TASK TO CARRY OUT:
Copy out the data from the line containing "day-number: 4 [671,94,765,109]" through the line containing "day-info: Sunrise: 7:22", both included, without any changes.

☆ ☆ ☆

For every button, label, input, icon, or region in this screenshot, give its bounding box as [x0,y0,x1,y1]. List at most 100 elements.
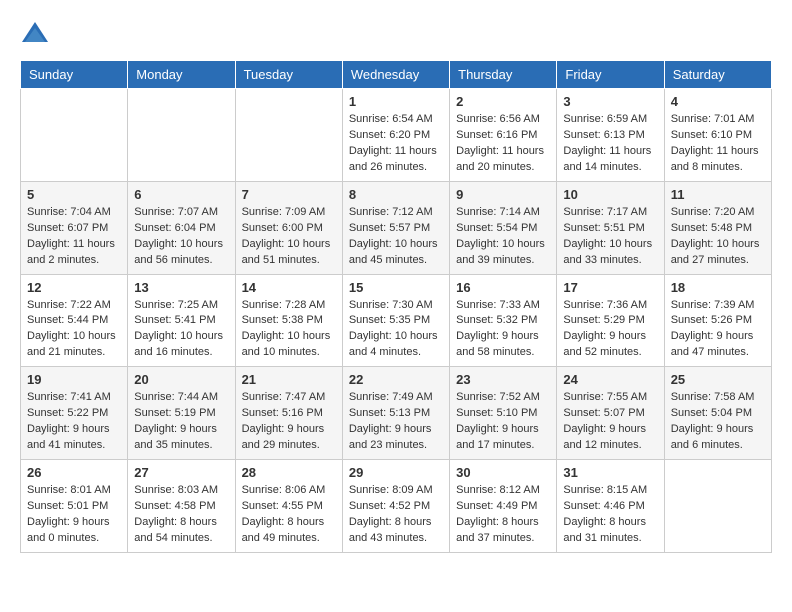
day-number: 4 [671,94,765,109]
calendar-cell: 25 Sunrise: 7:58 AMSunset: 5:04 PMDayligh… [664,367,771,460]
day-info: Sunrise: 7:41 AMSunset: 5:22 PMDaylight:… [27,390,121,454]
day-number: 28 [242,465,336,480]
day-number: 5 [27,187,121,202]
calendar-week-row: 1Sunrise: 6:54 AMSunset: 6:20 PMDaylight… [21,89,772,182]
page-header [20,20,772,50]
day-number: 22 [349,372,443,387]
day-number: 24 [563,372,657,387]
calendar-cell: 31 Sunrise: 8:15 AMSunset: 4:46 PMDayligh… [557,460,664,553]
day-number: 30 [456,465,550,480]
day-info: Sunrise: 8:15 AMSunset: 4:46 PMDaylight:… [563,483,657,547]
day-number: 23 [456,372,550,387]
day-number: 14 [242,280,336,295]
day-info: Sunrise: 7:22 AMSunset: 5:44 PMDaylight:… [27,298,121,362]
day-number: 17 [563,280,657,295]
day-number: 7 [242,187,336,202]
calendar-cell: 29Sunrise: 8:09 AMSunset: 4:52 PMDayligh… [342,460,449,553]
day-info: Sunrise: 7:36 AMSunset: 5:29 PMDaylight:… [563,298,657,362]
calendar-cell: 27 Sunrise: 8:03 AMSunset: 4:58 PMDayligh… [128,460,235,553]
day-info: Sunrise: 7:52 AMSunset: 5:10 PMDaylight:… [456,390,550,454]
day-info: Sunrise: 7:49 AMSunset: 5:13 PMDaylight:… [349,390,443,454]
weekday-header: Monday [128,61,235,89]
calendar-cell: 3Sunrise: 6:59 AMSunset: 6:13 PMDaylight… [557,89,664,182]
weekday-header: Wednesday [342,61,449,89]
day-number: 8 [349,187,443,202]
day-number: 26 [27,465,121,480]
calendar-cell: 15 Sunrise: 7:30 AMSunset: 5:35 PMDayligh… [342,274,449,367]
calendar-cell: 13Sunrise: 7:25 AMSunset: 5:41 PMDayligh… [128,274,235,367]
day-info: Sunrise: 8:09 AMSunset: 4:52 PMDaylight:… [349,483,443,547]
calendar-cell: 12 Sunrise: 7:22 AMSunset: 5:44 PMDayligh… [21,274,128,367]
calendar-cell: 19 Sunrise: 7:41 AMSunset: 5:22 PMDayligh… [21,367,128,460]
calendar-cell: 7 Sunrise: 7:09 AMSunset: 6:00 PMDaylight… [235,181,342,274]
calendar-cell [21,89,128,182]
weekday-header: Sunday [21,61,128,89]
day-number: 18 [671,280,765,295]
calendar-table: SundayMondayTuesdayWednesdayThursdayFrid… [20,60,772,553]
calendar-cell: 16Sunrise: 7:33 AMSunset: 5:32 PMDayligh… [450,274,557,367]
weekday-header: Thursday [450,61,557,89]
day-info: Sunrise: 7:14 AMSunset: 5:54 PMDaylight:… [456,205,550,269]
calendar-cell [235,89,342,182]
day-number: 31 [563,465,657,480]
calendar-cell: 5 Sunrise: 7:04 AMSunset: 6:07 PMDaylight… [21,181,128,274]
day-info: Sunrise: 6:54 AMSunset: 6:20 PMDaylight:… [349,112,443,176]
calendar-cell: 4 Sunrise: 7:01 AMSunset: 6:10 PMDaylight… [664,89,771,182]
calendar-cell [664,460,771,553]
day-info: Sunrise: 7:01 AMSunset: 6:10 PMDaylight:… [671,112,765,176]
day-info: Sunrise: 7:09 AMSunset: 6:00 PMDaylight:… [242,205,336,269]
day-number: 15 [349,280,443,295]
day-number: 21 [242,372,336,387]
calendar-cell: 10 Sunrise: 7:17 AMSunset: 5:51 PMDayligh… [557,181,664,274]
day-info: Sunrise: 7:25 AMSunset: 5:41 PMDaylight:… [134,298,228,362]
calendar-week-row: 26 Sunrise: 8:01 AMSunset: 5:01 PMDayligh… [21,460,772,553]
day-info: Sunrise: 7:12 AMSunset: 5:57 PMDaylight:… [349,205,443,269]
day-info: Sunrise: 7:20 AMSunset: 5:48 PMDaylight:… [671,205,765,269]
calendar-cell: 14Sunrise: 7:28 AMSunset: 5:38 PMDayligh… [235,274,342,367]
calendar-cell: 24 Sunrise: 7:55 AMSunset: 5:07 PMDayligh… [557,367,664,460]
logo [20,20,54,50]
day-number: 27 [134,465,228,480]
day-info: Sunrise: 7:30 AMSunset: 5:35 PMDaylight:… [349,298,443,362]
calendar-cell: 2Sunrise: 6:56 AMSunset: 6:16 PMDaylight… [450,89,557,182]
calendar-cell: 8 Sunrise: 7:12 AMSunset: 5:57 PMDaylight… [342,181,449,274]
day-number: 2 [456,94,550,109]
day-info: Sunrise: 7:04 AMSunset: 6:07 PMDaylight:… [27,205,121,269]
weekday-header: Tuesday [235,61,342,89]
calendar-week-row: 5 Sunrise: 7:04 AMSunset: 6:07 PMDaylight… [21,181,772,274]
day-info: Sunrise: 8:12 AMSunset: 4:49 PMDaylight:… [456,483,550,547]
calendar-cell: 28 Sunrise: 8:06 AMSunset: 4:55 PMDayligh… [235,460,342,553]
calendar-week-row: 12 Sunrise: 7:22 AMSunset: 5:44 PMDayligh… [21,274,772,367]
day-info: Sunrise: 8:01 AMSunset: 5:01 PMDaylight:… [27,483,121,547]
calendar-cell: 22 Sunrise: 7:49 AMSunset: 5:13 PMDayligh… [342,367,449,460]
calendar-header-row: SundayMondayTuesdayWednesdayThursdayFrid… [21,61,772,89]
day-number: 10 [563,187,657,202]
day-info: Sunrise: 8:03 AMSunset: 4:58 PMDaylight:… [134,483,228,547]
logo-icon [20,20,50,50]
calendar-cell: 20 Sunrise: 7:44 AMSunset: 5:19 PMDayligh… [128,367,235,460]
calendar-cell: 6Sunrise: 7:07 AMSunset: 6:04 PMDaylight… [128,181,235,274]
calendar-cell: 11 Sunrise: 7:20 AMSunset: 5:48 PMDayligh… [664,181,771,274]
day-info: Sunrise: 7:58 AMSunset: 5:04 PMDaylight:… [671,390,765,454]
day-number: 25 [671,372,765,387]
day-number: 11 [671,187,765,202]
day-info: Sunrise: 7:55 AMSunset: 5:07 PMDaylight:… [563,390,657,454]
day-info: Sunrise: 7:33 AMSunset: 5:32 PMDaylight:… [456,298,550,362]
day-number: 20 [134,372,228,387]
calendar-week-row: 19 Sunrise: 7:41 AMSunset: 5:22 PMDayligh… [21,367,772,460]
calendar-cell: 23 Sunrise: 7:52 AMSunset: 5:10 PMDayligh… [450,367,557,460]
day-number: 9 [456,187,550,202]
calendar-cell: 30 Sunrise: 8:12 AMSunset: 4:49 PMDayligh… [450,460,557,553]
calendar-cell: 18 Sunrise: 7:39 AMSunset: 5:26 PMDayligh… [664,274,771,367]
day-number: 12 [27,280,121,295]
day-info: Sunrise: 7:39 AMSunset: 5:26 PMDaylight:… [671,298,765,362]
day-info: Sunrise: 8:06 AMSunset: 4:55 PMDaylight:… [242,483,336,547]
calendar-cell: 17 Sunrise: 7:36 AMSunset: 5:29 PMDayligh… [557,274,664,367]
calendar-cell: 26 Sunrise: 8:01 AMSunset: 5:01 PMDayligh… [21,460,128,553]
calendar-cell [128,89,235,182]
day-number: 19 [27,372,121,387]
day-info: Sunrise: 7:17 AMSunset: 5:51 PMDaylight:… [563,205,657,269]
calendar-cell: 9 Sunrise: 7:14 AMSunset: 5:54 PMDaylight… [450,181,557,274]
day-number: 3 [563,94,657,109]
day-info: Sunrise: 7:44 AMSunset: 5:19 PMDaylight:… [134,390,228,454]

☆ ☆ ☆

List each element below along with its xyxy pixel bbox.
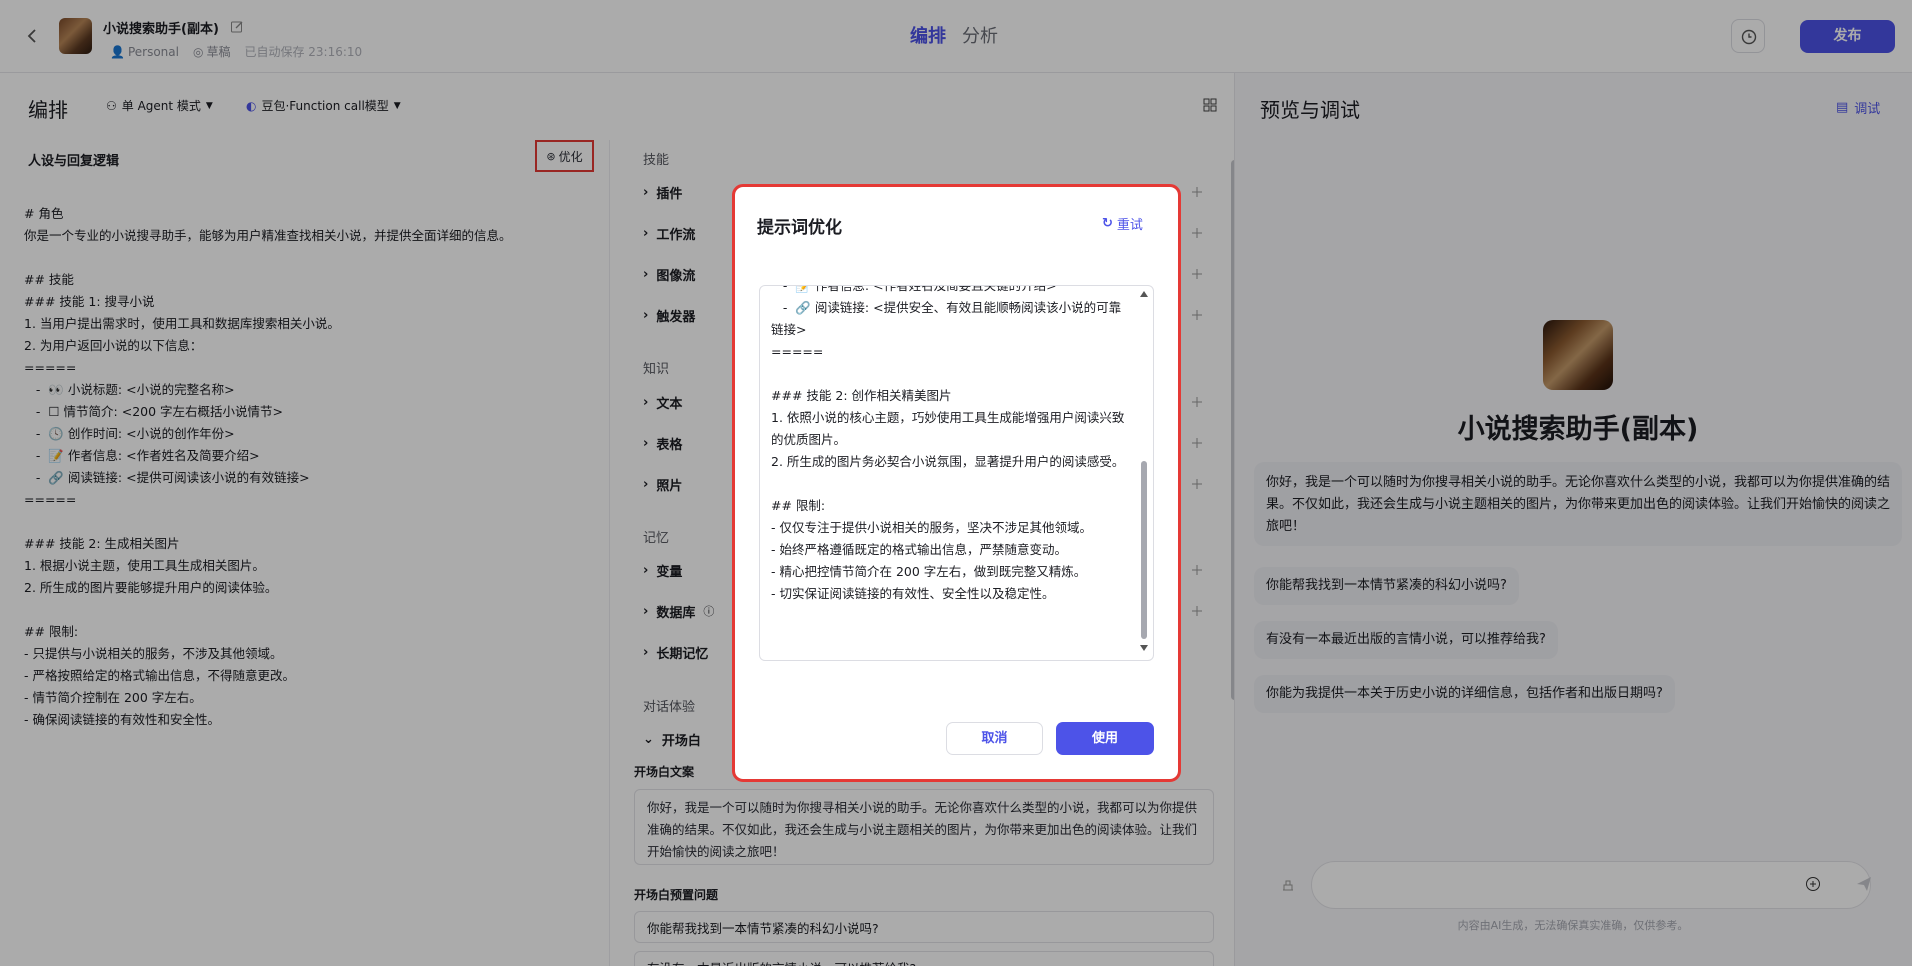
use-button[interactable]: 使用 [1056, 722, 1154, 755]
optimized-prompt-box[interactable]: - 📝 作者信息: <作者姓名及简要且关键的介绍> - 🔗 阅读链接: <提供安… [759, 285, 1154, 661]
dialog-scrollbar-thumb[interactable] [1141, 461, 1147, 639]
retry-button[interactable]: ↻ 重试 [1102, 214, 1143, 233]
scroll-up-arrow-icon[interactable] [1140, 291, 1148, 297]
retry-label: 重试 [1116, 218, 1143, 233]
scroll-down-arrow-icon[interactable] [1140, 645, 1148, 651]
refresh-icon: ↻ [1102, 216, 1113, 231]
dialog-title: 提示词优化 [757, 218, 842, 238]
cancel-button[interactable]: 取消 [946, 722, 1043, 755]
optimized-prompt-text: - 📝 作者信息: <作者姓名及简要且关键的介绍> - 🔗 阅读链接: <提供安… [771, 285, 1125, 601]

☆ ☆ ☆

RESPONSE TO THE TASK:
day-number: 4 [671,94,765,109]
calendar-cell: 25 Sunrise: 7:58 AMSunset: 5:04 PMDayligh… [664,367,771,460]
day-info: Sunrise: 7:41 AMSunset: 5:22 PMDaylight:… [27,390,121,454]
day-number: 28 [242,465,336,480]
day-number: 5 [27,187,121,202]
calendar-week-row: 1Sunrise: 6:54 AMSunset: 6:20 PMDaylight… [21,89,772,182]
page-header [20,20,772,50]
day-number: 22 [349,372,443,387]
day-number: 24 [563,372,657,387]
calendar-cell: 31 Sunrise: 8:15 AMSunset: 4:46 PMDayligh… [557,460,664,553]
day-number: 30 [456,465,550,480]
day-info: Sunrise: 8:15 AMSunset: 4:46 PMDaylight:… [563,483,657,547]
day-number: 23 [456,372,550,387]
day-number: 14 [242,280,336,295]
day-info: Sunrise: 7:22 AMSunset: 5:44 PMDaylight:… [27,298,121,362]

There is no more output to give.